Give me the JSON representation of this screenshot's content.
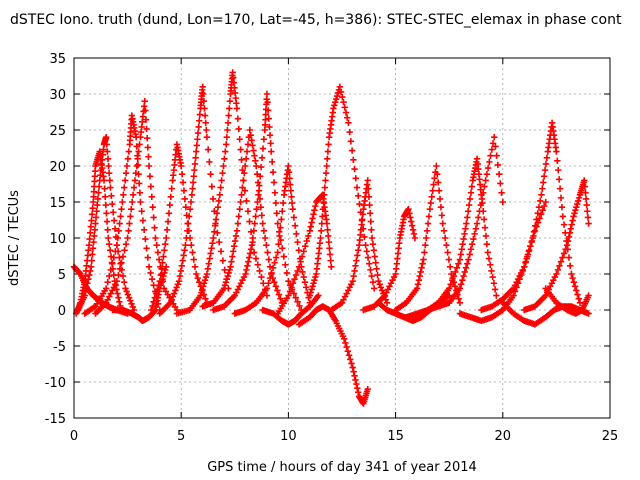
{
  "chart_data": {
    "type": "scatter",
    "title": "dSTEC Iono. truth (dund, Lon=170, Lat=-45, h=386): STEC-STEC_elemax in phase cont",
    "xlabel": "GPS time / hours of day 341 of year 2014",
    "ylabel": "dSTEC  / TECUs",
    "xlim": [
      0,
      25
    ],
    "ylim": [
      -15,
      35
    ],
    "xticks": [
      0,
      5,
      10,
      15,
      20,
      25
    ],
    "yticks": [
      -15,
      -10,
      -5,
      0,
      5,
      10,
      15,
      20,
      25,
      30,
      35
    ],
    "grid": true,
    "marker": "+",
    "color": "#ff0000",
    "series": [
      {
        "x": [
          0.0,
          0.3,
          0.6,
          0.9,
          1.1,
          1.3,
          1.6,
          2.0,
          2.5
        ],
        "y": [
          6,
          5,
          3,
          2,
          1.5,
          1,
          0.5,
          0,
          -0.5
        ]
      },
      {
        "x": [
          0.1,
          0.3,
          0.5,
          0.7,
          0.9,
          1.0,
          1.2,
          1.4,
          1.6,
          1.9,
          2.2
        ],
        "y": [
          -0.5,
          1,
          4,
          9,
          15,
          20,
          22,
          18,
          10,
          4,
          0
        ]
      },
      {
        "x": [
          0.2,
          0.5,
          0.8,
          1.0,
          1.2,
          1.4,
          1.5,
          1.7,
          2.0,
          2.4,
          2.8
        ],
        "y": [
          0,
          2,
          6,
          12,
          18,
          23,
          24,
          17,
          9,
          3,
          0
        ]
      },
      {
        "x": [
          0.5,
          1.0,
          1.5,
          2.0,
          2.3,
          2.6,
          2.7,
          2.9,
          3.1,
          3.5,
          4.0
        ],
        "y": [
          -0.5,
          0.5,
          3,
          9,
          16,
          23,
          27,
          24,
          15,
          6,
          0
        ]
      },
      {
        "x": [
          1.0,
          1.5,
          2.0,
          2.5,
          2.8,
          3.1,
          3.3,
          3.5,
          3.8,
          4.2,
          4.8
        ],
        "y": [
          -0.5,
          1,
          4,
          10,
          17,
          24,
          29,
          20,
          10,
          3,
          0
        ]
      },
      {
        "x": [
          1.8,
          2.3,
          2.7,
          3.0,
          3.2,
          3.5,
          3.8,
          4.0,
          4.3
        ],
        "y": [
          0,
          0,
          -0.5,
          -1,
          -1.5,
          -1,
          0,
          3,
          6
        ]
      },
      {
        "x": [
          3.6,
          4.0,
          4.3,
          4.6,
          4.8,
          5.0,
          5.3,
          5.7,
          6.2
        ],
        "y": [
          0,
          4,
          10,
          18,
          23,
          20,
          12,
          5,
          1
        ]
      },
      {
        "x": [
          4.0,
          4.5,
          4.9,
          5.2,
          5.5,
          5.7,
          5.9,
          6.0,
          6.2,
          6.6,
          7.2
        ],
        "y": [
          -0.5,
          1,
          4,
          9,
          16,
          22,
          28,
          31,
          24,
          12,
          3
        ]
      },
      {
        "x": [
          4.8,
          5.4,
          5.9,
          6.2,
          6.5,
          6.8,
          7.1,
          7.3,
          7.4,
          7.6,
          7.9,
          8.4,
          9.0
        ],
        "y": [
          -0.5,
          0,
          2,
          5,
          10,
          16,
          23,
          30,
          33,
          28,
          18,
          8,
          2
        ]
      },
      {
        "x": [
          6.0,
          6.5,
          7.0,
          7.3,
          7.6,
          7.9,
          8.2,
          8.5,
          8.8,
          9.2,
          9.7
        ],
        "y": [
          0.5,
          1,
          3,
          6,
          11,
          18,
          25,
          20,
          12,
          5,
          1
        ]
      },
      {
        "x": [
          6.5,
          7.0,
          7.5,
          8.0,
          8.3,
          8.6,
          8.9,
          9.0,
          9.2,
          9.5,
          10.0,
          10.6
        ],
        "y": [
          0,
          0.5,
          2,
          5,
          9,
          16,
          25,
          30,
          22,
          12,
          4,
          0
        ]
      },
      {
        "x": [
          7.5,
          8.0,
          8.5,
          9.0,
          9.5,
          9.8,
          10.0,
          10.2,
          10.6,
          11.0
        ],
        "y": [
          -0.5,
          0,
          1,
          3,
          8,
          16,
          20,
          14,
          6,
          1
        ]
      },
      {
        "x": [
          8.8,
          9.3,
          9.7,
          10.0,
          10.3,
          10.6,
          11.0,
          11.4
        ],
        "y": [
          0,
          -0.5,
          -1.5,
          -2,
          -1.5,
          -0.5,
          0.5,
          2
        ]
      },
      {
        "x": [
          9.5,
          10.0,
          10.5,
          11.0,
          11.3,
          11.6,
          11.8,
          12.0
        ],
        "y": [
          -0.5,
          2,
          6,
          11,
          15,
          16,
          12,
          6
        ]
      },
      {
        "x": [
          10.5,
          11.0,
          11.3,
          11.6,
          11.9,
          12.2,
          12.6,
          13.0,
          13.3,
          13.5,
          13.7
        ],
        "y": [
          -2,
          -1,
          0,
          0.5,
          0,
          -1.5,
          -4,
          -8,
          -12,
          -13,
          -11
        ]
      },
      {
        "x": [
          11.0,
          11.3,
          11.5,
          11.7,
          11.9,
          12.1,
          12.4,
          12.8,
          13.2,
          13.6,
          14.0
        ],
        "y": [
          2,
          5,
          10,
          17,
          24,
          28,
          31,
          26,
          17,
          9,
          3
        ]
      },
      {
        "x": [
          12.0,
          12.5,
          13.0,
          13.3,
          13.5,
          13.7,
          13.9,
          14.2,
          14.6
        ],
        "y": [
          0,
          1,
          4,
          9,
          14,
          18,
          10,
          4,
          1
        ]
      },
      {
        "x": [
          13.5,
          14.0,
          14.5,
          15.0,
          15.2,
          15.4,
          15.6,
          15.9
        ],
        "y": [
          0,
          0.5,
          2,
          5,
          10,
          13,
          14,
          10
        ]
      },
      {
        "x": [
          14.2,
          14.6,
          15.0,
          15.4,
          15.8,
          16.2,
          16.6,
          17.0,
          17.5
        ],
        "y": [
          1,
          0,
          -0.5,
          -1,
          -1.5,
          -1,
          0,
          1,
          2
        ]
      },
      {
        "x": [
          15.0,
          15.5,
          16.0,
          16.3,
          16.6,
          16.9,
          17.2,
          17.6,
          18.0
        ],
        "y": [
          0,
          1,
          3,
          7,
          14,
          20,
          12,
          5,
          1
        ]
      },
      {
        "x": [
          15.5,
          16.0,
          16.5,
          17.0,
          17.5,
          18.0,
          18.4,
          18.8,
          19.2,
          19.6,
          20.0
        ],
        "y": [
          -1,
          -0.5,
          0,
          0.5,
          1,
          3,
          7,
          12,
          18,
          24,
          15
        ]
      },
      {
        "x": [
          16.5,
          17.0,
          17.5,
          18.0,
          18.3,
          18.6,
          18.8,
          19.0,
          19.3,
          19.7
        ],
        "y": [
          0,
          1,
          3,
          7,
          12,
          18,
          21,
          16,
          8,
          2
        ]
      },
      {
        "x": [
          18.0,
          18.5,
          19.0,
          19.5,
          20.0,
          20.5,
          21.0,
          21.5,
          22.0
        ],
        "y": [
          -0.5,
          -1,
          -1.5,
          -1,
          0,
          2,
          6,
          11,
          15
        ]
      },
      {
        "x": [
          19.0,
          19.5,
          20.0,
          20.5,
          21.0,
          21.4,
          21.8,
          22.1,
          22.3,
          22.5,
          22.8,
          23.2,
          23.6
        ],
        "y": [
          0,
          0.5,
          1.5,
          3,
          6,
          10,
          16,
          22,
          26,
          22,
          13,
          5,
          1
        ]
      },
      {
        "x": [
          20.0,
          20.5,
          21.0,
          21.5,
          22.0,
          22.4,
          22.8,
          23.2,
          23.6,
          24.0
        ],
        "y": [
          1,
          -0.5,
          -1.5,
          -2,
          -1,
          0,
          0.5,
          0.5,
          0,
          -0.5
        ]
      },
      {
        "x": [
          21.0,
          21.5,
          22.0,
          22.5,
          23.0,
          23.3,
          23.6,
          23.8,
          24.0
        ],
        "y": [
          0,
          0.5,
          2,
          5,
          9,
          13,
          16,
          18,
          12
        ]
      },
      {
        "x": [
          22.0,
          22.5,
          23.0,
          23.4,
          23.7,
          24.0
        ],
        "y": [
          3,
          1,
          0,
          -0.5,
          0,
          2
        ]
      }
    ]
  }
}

==

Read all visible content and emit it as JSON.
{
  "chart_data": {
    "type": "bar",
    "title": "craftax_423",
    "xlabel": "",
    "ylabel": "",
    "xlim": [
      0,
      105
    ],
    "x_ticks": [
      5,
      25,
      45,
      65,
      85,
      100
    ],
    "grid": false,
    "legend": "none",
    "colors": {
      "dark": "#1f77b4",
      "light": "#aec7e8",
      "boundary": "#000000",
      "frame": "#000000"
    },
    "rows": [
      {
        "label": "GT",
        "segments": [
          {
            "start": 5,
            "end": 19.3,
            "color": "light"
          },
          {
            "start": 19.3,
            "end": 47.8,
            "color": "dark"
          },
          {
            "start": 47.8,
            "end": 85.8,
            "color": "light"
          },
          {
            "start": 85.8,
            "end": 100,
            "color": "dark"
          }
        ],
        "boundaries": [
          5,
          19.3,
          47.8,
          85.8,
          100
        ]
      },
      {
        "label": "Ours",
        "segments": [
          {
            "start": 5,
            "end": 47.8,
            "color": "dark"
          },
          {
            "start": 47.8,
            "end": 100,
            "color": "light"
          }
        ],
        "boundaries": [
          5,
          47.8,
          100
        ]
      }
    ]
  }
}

Work instructions ▸ In the entries above, find each line with the word "JSON" and show it.

Result for this exercise ▸
Give me the JSON representation of this screenshot's content.
Read all visible content and emit it as JSON.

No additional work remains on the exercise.